#### WHAT IS BEING ASKED
Copy the records below exactly, omitting any pictures they contain.
[begin INFORMATION PROVIDED]
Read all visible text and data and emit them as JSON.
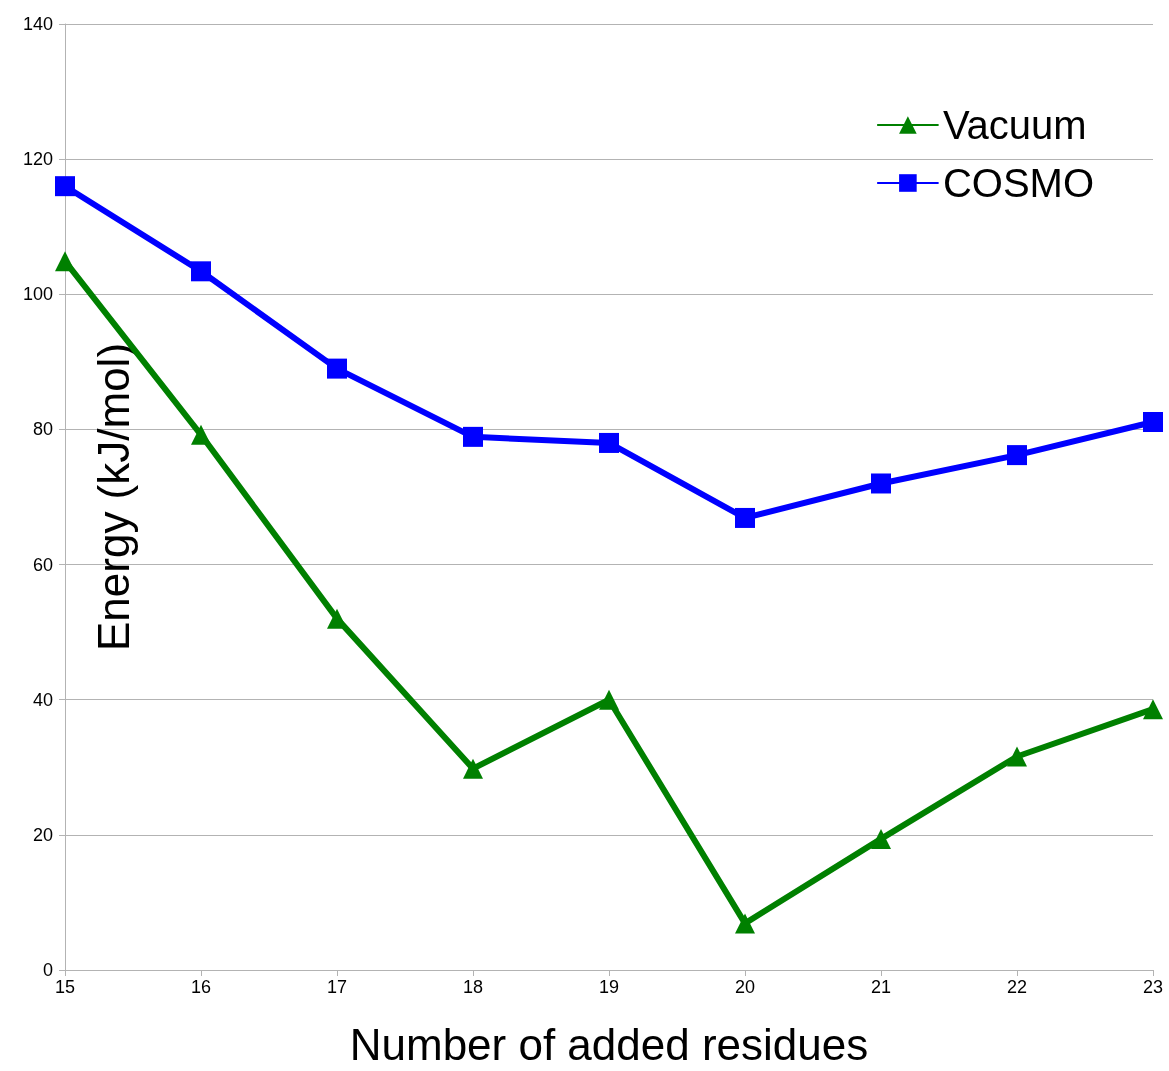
{
  "chart_data": {
    "type": "line",
    "xlabel": "Number of added residues",
    "ylabel": "Energy (kJ/mol)",
    "x": [
      15,
      16,
      17,
      18,
      19,
      20,
      21,
      22,
      23
    ],
    "series": [
      {
        "name": "Vacuum",
        "color": "#008000",
        "marker": "triangle",
        "values": [
          104.9,
          79.2,
          52.0,
          29.8,
          40.0,
          6.9,
          19.4,
          31.6,
          38.6
        ]
      },
      {
        "name": "COSMO",
        "color": "#0000ff",
        "marker": "square",
        "values": [
          116,
          103.4,
          89.0,
          78.9,
          78.0,
          66.9,
          72.0,
          76.2,
          81.1
        ]
      }
    ],
    "xlim": [
      15,
      23
    ],
    "xticks": [
      15,
      16,
      17,
      18,
      19,
      20,
      21,
      22,
      23
    ],
    "ylim": [
      0,
      140
    ],
    "yticks": [
      0,
      20,
      40,
      60,
      80,
      100,
      120,
      140
    ],
    "grid": "y",
    "legend": "top right",
    "line_style": "solid"
  }
}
[end INFORMATION PROVIDED]
#### ANSWER FOR THE TASK
Read all visible text and data and emit them as JSON.
{
  "chart_data": {
    "type": "line",
    "xlabel": "Number of added residues",
    "ylabel": "Energy (kJ/mol)",
    "x": [
      15,
      16,
      17,
      18,
      19,
      20,
      21,
      22,
      23
    ],
    "series": [
      {
        "name": "Vacuum",
        "color": "#008000",
        "marker": "triangle",
        "values": [
          104.9,
          79.2,
          52.0,
          29.8,
          40.0,
          6.9,
          19.4,
          31.6,
          38.6
        ]
      },
      {
        "name": "COSMO",
        "color": "#0000ff",
        "marker": "square",
        "values": [
          116,
          103.4,
          89.0,
          78.9,
          78.0,
          66.9,
          72.0,
          76.2,
          81.1
        ]
      }
    ],
    "xlim": [
      15,
      23
    ],
    "xticks": [
      15,
      16,
      17,
      18,
      19,
      20,
      21,
      22,
      23
    ],
    "ylim": [
      0,
      140
    ],
    "yticks": [
      0,
      20,
      40,
      60,
      80,
      100,
      120,
      140
    ],
    "grid": "y",
    "legend": "top right",
    "line_style": "solid"
  }
}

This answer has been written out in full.